====== Task input ======

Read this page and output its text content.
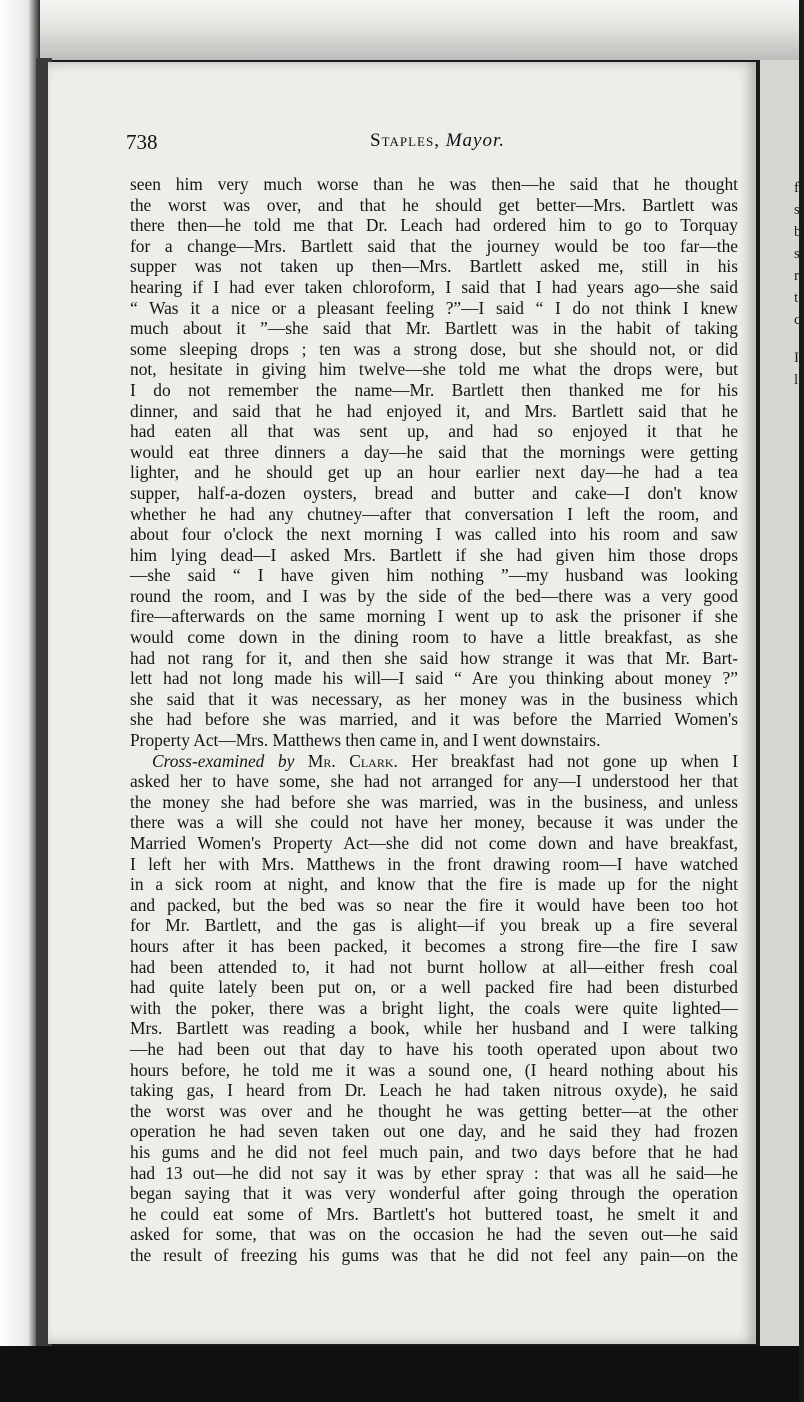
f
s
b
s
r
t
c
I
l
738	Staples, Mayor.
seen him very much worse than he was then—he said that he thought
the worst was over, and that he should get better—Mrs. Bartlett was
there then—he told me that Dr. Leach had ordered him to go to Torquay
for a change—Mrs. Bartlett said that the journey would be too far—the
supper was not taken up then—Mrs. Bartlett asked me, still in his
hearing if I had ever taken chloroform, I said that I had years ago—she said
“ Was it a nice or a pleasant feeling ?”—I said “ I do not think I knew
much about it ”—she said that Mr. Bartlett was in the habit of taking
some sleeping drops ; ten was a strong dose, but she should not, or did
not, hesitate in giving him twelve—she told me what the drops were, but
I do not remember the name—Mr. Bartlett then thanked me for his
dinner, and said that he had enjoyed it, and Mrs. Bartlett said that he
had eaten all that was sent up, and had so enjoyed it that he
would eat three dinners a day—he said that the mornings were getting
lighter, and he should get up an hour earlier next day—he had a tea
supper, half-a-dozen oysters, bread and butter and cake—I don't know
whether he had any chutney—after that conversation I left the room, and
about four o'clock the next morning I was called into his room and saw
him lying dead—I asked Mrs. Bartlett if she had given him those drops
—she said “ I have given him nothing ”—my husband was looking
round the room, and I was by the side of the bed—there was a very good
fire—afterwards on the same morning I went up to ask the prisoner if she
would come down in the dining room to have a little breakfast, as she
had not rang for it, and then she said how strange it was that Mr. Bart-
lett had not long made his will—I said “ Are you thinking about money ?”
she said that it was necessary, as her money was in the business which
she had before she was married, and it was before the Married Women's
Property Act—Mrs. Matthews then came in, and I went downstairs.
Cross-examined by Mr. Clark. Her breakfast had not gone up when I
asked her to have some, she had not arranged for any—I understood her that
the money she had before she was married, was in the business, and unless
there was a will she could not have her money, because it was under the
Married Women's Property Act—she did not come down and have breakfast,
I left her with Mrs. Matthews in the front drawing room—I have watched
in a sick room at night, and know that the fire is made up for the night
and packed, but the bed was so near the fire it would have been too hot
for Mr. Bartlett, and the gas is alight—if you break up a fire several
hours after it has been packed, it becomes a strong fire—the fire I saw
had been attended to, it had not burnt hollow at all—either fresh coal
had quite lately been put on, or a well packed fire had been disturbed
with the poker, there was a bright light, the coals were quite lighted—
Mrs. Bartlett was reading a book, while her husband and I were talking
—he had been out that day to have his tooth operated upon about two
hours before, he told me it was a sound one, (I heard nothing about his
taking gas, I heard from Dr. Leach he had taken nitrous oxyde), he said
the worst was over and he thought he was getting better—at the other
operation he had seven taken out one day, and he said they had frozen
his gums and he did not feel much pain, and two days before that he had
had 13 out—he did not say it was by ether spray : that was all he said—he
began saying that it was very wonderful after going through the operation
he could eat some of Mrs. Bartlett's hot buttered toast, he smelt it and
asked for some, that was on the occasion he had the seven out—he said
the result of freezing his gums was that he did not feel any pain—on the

======
====== Task input ======

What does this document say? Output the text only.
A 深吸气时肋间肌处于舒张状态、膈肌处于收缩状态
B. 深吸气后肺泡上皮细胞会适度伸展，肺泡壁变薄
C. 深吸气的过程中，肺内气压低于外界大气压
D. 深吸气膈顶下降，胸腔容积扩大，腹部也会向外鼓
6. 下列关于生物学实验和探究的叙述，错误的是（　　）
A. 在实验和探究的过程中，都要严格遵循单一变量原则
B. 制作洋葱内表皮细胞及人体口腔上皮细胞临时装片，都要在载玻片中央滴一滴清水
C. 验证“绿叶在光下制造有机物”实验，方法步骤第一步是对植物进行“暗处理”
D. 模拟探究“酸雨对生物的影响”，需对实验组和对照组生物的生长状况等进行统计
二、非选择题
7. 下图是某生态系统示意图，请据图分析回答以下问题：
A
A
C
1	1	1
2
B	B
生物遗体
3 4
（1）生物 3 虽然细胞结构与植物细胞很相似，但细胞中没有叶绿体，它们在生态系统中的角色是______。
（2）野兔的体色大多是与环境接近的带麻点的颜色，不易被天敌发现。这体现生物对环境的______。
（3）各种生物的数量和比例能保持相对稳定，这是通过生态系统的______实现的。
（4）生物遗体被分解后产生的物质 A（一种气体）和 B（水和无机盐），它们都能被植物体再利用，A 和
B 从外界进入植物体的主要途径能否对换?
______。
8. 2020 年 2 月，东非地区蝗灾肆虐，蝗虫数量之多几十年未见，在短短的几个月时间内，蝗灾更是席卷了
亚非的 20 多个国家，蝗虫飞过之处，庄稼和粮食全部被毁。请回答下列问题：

======
====== Task input ======

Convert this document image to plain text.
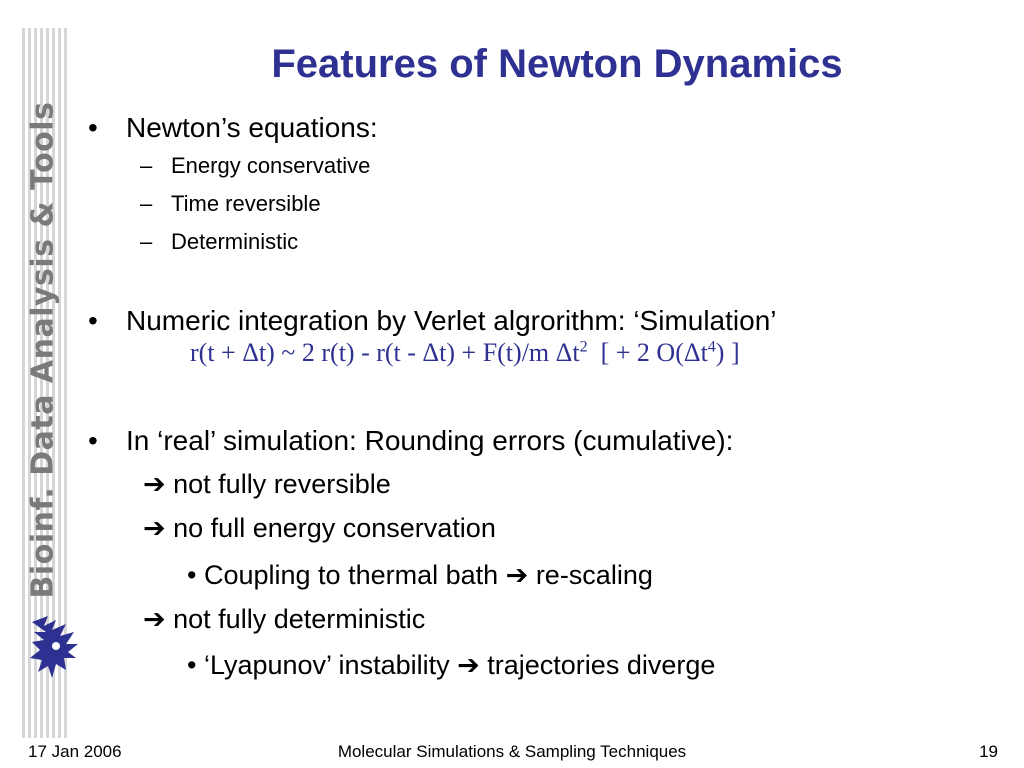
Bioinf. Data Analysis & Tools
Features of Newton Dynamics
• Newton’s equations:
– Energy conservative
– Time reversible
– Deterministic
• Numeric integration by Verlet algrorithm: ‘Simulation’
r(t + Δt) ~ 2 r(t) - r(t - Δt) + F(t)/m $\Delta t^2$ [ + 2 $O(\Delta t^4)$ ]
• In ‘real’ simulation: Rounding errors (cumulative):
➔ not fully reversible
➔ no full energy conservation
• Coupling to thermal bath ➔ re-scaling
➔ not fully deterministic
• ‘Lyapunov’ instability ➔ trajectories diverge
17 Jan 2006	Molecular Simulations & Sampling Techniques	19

======

* Directive: List all lines holding the string "text".

* Task response:
Read this page and output its text content.
What does this document say? Output the text only.
Convert this document image to plain text.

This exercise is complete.